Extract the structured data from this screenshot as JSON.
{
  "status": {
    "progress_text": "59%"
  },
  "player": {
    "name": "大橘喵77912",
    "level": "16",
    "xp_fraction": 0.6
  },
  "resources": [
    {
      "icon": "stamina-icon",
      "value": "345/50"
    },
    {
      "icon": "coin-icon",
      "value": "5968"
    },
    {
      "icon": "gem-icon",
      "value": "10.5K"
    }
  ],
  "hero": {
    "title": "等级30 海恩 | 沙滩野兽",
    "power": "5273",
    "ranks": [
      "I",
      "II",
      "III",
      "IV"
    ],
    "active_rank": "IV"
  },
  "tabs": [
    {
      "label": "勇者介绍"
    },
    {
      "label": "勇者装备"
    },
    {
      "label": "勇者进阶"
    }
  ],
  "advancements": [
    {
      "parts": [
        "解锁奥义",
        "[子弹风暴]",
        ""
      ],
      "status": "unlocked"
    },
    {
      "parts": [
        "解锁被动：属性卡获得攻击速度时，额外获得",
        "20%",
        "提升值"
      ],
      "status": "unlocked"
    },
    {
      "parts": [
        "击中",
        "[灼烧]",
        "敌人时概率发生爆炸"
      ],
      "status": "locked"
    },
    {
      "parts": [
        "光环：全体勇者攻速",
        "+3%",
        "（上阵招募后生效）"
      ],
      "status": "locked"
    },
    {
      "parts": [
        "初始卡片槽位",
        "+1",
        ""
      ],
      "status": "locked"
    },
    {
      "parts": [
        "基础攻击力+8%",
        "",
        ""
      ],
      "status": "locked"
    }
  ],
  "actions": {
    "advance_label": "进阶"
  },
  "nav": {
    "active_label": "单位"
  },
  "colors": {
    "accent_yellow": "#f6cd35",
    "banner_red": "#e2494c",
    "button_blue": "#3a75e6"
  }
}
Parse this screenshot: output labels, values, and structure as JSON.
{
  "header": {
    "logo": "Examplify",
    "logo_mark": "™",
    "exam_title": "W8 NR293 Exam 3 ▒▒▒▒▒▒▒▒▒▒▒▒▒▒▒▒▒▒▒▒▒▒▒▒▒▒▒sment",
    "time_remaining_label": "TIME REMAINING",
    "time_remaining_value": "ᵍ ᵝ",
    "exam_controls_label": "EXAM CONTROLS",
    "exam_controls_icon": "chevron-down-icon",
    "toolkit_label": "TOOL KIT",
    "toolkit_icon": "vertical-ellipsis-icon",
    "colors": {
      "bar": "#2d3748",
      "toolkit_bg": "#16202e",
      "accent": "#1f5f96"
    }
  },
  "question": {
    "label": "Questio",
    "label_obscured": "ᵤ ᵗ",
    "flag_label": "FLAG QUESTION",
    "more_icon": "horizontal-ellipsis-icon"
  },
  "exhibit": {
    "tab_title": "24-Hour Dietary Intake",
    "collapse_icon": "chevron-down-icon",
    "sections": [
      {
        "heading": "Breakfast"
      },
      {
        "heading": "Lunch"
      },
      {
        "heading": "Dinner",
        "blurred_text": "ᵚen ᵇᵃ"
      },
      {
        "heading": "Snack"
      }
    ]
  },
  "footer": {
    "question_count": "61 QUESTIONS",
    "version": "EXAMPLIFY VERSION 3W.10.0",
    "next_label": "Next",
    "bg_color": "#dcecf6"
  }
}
################
■ EXERCISE DESCRIPTION ■
Copy out each line exactly as written.

■ WRITTEN REPLY ■
Extract the structured data from this screenshot as JSON.
{
  "status": {
    "progress_text": "59%"
  },
  "player": {
    "name": "大橘喵77912",
    "level": "16",
    "xp_fraction": 0.6
  },
  "resources": [
    {
      "icon": "stamina-icon",
      "value": "345/50"
    },
    {
      "icon": "coin-icon",
      "value": "5968"
    },
    {
      "icon": "gem-icon",
      "value": "10.5K"
    }
  ],
  "hero": {
    "title": "等级30 海恩 | 沙滩野兽",
    "power": "5273",
    "ranks": [
      "I",
      "II",
      "III",
      "IV"
    ],
    "active_rank": "IV"
  },
  "tabs": [
    {
      "label": "勇者介绍"
    },
    {
      "label": "勇者装备"
    },
    {
      "label": "勇者进阶"
    }
  ],
  "advancements": [
    {
      "parts": [
        "解锁奥义",
        "[子弹风暴]",
        ""
      ],
      "status": "unlocked"
    },
    {
      "parts": [
        "解锁被动：属性卡获得攻击速度时，额外获得",
        "20%",
        "提升值"
      ],
      "status": "unlocked"
    },
    {
      "parts": [
        "击中",
        "[灼烧]",
        "敌人时概率发生爆炸"
      ],
      "status": "locked"
    },
    {
      "parts": [
        "光环：全体勇者攻速",
        "+3%",
        "（上阵招募后生效）"
      ],
      "status": "locked"
    },
    {
      "parts": [
        "初始卡片槽位",
        "+1",
        ""
      ],
      "status": "locked"
    },
    {
      "parts": [
        "基础攻击力+8%",
        "",
        ""
      ],
      "status": "locked"
    }
  ],
  "actions": {
    "advance_label": "进阶"
  },
  "nav": {
    "active_label": "单位"
  },
  "colors": {
    "accent_yellow": "#f6cd35",
    "banner_red": "#e2494c",
    "button_blue": "#3a75e6"
  }
}
Parse this screenshot: output labels, values, and structure as JSON.
{
  "header": {
    "logo": "Examplify",
    "logo_mark": "™",
    "exam_title": "W8 NR293 Exam 3 ▒▒▒▒▒▒▒▒▒▒▒▒▒▒▒▒▒▒▒▒▒▒▒▒▒▒▒sment",
    "time_remaining_label": "TIME REMAINING",
    "time_remaining_value": "ᵍ ᵝ",
    "exam_controls_label": "EXAM CONTROLS",
    "exam_controls_icon": "chevron-down-icon",
    "toolkit_label": "TOOL KIT",
    "toolkit_icon": "vertical-ellipsis-icon",
    "colors": {
      "bar": "#2d3748",
      "toolkit_bg": "#16202e",
      "accent": "#1f5f96"
    }
  },
  "question": {
    "label": "Questio",
    "label_obscured": "ᵤ ᵗ",
    "flag_label": "FLAG QUESTION",
    "more_icon": "horizontal-ellipsis-icon"
  },
  "exhibit": {
    "tab_title": "24-Hour Dietary Intake",
    "collapse_icon": "chevron-down-icon",
    "sections": [
      {
        "heading": "Breakfast"
      },
      {
        "heading": "Lunch"
      },
      {
        "heading": "Dinner",
        "blurred_text": "ᵚen ᵇᵃ"
      },
      {
        "heading": "Snack"
      }
    ]
  },
  "footer": {
    "question_count": "61 QUESTIONS",
    "version": "EXAMPLIFY VERSION 3W.10.0",
    "next_label": "Next",
    "bg_color": "#dcecf6"
  }
}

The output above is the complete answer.